(Records from a dataset)
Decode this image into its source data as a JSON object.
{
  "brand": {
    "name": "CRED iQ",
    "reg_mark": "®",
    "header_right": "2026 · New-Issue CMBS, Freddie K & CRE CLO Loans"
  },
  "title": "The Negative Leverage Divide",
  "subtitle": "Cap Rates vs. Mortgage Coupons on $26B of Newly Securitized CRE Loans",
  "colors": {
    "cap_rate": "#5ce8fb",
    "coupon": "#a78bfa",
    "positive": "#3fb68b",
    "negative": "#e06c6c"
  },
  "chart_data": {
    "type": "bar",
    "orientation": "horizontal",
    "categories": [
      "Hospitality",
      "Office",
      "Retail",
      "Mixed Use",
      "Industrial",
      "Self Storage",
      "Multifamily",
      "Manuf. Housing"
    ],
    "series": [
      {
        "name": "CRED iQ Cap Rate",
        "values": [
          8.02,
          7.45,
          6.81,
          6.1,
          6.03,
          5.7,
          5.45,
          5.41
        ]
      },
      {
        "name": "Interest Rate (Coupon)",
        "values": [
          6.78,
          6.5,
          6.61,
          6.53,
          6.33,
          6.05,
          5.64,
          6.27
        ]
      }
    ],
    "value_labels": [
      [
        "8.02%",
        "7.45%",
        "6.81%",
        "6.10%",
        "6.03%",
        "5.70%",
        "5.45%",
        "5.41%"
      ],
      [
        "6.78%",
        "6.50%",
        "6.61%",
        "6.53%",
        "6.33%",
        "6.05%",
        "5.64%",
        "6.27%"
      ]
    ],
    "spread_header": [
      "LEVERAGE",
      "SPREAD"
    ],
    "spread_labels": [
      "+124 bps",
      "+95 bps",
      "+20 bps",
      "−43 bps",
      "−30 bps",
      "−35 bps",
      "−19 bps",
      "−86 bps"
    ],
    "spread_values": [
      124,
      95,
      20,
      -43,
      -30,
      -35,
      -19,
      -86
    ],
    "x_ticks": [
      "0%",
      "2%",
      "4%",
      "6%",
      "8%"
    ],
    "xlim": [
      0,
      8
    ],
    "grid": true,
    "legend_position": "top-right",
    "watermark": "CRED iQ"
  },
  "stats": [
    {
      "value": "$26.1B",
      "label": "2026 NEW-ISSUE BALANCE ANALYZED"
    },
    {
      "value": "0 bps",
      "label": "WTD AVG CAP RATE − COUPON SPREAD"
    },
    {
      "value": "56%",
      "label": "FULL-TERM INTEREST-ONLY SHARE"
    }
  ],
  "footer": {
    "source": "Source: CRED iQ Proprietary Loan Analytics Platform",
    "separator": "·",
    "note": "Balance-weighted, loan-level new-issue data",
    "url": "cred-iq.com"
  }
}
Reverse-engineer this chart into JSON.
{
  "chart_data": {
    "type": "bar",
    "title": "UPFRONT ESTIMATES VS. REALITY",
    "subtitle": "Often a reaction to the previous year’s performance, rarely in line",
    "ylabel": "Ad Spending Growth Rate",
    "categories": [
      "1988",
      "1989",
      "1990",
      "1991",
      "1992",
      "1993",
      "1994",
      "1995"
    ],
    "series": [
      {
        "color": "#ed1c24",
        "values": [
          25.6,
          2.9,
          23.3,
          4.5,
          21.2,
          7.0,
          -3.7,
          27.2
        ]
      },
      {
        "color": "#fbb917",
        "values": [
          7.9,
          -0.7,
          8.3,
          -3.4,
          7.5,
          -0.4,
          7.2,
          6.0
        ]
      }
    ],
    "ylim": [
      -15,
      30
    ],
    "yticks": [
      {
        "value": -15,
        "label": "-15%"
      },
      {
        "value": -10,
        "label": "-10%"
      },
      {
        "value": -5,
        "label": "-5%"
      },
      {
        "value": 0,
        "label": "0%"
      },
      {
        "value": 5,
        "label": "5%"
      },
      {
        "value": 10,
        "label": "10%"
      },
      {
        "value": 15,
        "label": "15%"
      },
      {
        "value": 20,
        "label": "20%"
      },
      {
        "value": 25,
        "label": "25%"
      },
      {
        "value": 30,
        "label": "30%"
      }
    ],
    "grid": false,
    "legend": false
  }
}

• [Problem to solve] Output all of the material, please, exactly as it stands.

• [Output for this exercise]
Decode this image into its source data as a JSON object.
{
  "brand": {
    "name": "CRED iQ",
    "reg_mark": "®",
    "header_right": "2026 · New-Issue CMBS, Freddie K & CRE CLO Loans"
  },
  "title": "The Negative Leverage Divide",
  "subtitle": "Cap Rates vs. Mortgage Coupons on $26B of Newly Securitized CRE Loans",
  "colors": {
    "cap_rate": "#5ce8fb",
    "coupon": "#a78bfa",
    "positive": "#3fb68b",
    "negative": "#e06c6c"
  },
  "chart_data": {
    "type": "bar",
    "orientation": "horizontal",
    "categories": [
      "Hospitality",
      "Office",
      "Retail",
      "Mixed Use",
      "Industrial",
      "Self Storage",
      "Multifamily",
      "Manuf. Housing"
    ],
    "series": [
      {
        "name": "CRED iQ Cap Rate",
        "values": [
          8.02,
          7.45,
          6.81,
          6.1,
          6.03,
          5.7,
          5.45,
          5.41
        ]
      },
      {
        "name": "Interest Rate (Coupon)",
        "values": [
          6.78,
          6.5,
          6.61,
          6.53,
          6.33,
          6.05,
          5.64,
          6.27
        ]
      }
    ],
    "value_labels": [
      [
        "8.02%",
        "7.45%",
        "6.81%",
        "6.10%",
        "6.03%",
        "5.70%",
        "5.45%",
        "5.41%"
      ],
      [
        "6.78%",
        "6.50%",
        "6.61%",
        "6.53%",
        "6.33%",
        "6.05%",
        "5.64%",
        "6.27%"
      ]
    ],
    "spread_header": [
      "LEVERAGE",
      "SPREAD"
    ],
    "spread_labels": [
      "+124 bps",
      "+95 bps",
      "+20 bps",
      "−43 bps",
      "−30 bps",
      "−35 bps",
      "−19 bps",
      "−86 bps"
    ],
    "spread_values": [
      124,
      95,
      20,
      -43,
      -30,
      -35,
      -19,
      -86
    ],
    "x_ticks": [
      "0%",
      "2%",
      "4%",
      "6%",
      "8%"
    ],
    "xlim": [
      0,
      8
    ],
    "grid": true,
    "legend_position": "top-right",
    "watermark": "CRED iQ"
  },
  "stats": [
    {
      "value": "$26.1B",
      "label": "2026 NEW-ISSUE BALANCE ANALYZED"
    },
    {
      "value": "0 bps",
      "label": "WTD AVG CAP RATE − COUPON SPREAD"
    },
    {
      "value": "56%",
      "label": "FULL-TERM INTEREST-ONLY SHARE"
    }
  ],
  "footer": {
    "source": "Source: CRED iQ Proprietary Loan Analytics Platform",
    "separator": "·",
    "note": "Balance-weighted, loan-level new-issue data",
    "url": "cred-iq.com"
  }
}
Reverse-engineer this chart into JSON.
{
  "chart_data": {
    "type": "bar",
    "title": "UPFRONT ESTIMATES VS. REALITY",
    "subtitle": "Often a reaction to the previous year’s performance, rarely in line",
    "ylabel": "Ad Spending Growth Rate",
    "categories": [
      "1988",
      "1989",
      "1990",
      "1991",
      "1992",
      "1993",
      "1994",
      "1995"
    ],
    "series": [
      {
        "color": "#ed1c24",
        "values": [
          25.6,
          2.9,
          23.3,
          4.5,
          21.2,
          7.0,
          -3.7,
          27.2
        ]
      },
      {
        "color": "#fbb917",
        "values": [
          7.9,
          -0.7,
          8.3,
          -3.4,
          7.5,
          -0.4,
          7.2,
          6.0
        ]
      }
    ],
    "ylim": [
      -15,
      30
    ],
    "yticks": [
      {
        "value": -15,
        "label": "-15%"
      },
      {
        "value": -10,
        "label": "-10%"
      },
      {
        "value": -5,
        "label": "-5%"
      },
      {
        "value": 0,
        "label": "0%"
      },
      {
        "value": 5,
        "label": "5%"
      },
      {
        "value": 10,
        "label": "10%"
      },
      {
        "value": 15,
        "label": "15%"
      },
      {
        "value": 20,
        "label": "20%"
      },
      {
        "value": 25,
        "label": "25%"
      },
      {
        "value": 30,
        "label": "30%"
      }
    ],
    "grid": false,
    "legend": false
  }
}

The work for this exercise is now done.